Written request => Work through the data line by line, gathering every line that has the word "腹部手术".

Data rows =>
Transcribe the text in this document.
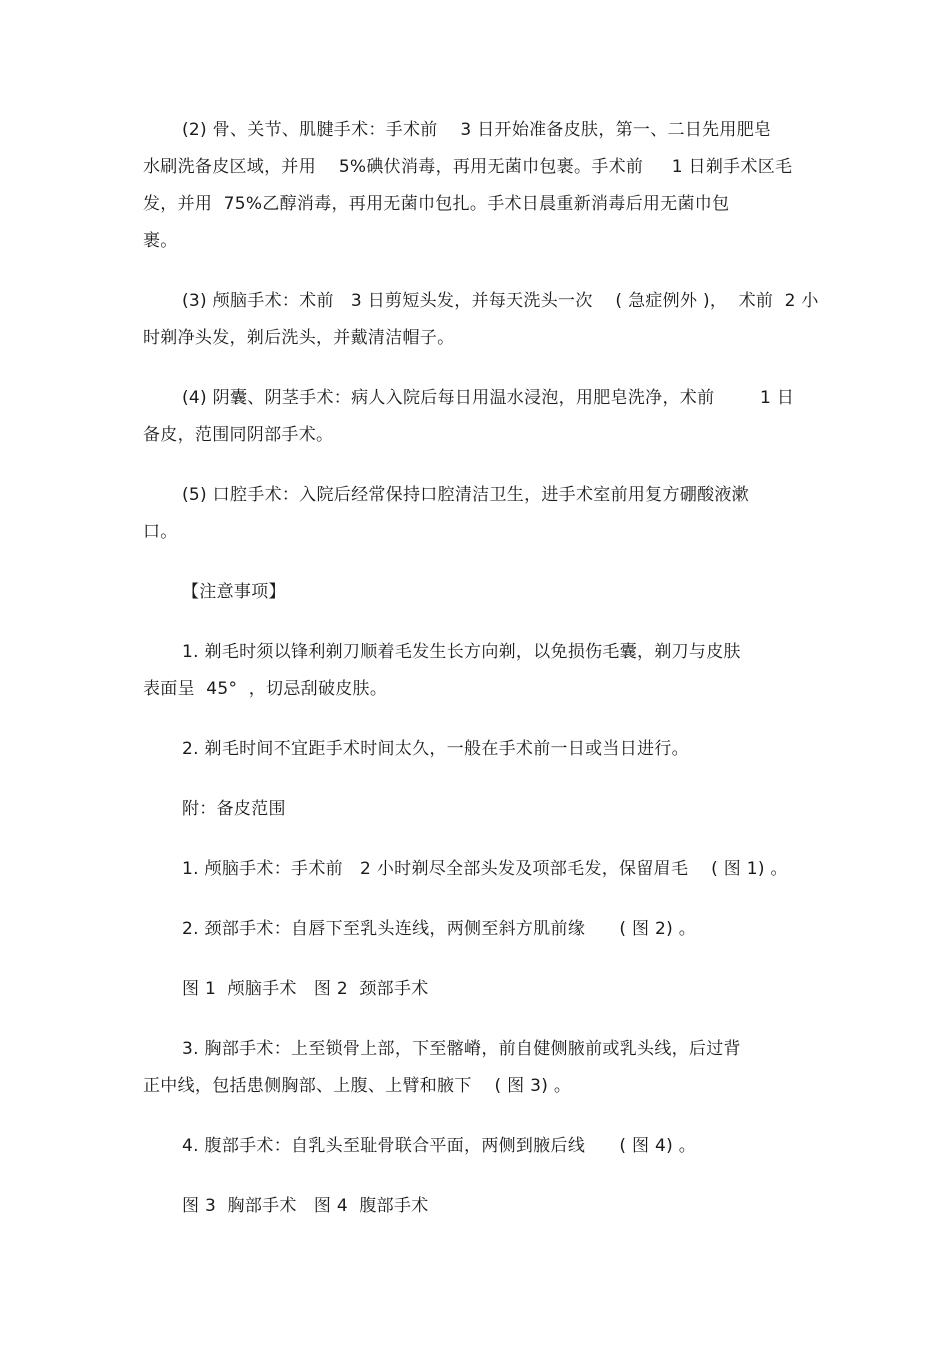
(2) 骨、关节、肌腱手术：手术前    3 日开始准备皮肤，第一、二日先用肥皂
水刷洗备皮区域，并用    5%碘伏消毒，再用无菌巾包裹。手术前     1 日剃手术区毛
发，并用  75%乙醇消毒，再用无菌巾包扎。手术日晨重新消毒后用无菌巾包
裹。
(3) 颅脑手术：术前   3 日剪短头发，并每天洗头一次    ( 急症例外 )，  术前  2 小
时剃净头发，剃后洗头，并戴清洁帽子。
(4) 阴囊、阴茎手术：病人入院后每日用温水浸泡，用肥皂洗净，术前        1 日
备皮，范围同阴部手术。
(5) 口腔手术：入院后经常保持口腔清洁卫生，进手术室前用复方硼酸液漱
口。
【注意事项】
1. 剃毛时须以锋利剃刀顺着毛发生长方向剃，以免损伤毛囊，剃刀与皮肤
表面呈  45°  ，切忌刮破皮肤。
2. 剃毛时间不宜距手术时间太久，一般在手术前一日或当日进行。
附：备皮范围
1. 颅脑手术：手术前   2 小时剃尽全部头发及项部毛发，保留眉毛    ( 图 1) 。
2. 颈部手术：自唇下至乳头连线，两侧至斜方肌前缘      ( 图 2) 。
图 1  颅脑手术   图 2  颈部手术
3. 胸部手术：上至锁骨上部，下至髂嵴，前自健侧腋前或乳头线，后过背
正中线，包括患侧胸部、上腹、上臂和腋下    ( 图 3) 。
4. 腹部手术：自乳头至耻骨联合平面，两侧到腋后线      ( 图 4) 。
图 3  胸部手术   图 4  腹部手术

The response =>
4. 腹部手术：自乳头至耻骨联合平面，两侧到腋后线      ( 图 4) 。
图 3  胸部手术   图 4  腹部手术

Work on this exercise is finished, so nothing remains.